Write out the material exactly, without any of its pictures.
==== Supplied material
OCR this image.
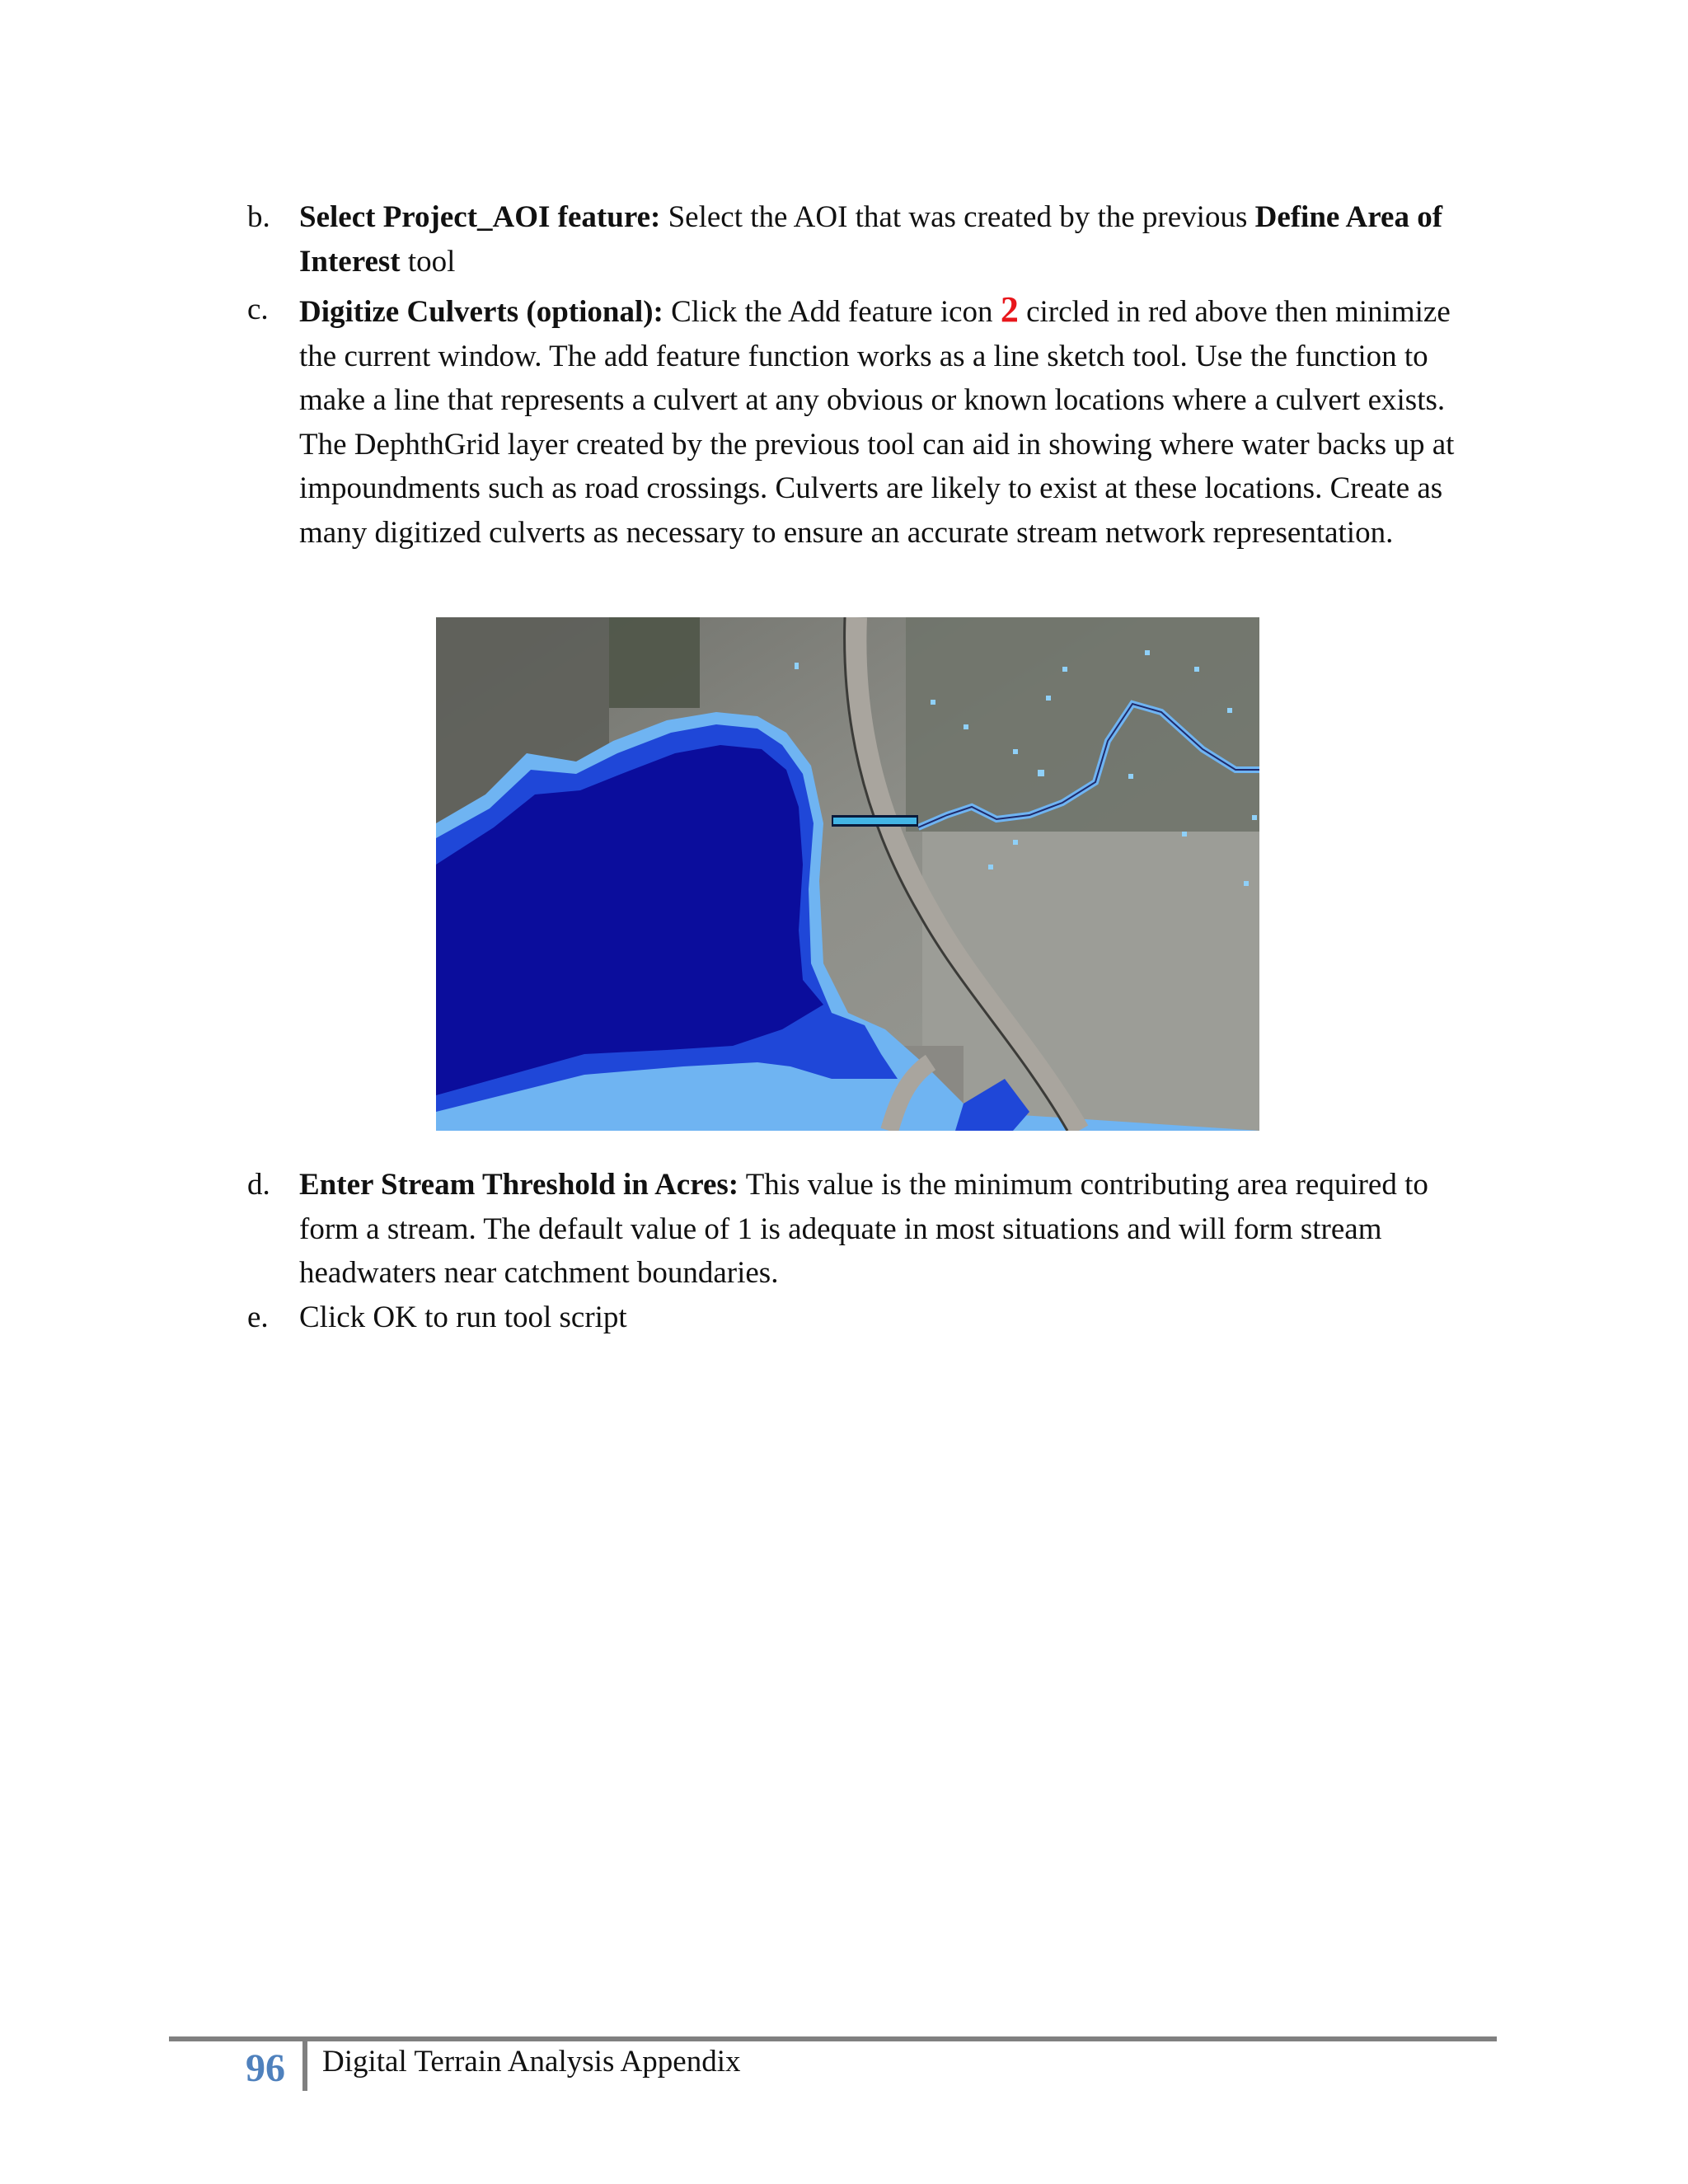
b. Select Project_AOI feature: Select the AOI that was created by the previous Define Area of Interest tool
c. Digitize Culverts (optional): Click the Add feature icon 2 circled in red above then minimize the current window. The add feature function works as a line sketch tool. Use the function to make a line that represents a culvert at any obvious or known locations where a culvert exists. The DephthGrid layer created by the previous tool can aid in showing where water backs up at impoundments such as road crossings. Culverts are likely to exist at these locations. Create as many digitized culverts as necessary to ensure an accurate stream network representation.
d. Enter Stream Threshold in Acres: This value is the minimum contributing area required to form a stream. The default value of 1 is adequate in most situations and will form stream headwaters near catchment boundaries.
e. Click OK to run tool script
96 Digital Terrain Analysis Appendix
========
Problem solution ▸
OCR this image.
b. Select Project_AOI feature: Select the AOI that was created by the previous Define Area of Interest tool
c. Digitize Culverts (optional): Click the Add feature icon 2 circled in red above then minimize the current window. The add feature function works as a line sketch tool. Use the function to make a line that represents a culvert at any obvious or known locations where a culvert exists. The DephthGrid layer created by the previous tool can aid in showing where water backs up at impoundments such as road crossings. Culverts are likely to exist at these locations. Create as many digitized culverts as necessary to ensure an accurate stream network representation.
d. Enter Stream Threshold in Acres: This value is the minimum contributing area required to form a stream. The default value of 1 is adequate in most situations and will form stream headwaters near catchment boundaries.
e. Click OK to run tool script
96 Digital Terrain Analysis Appendix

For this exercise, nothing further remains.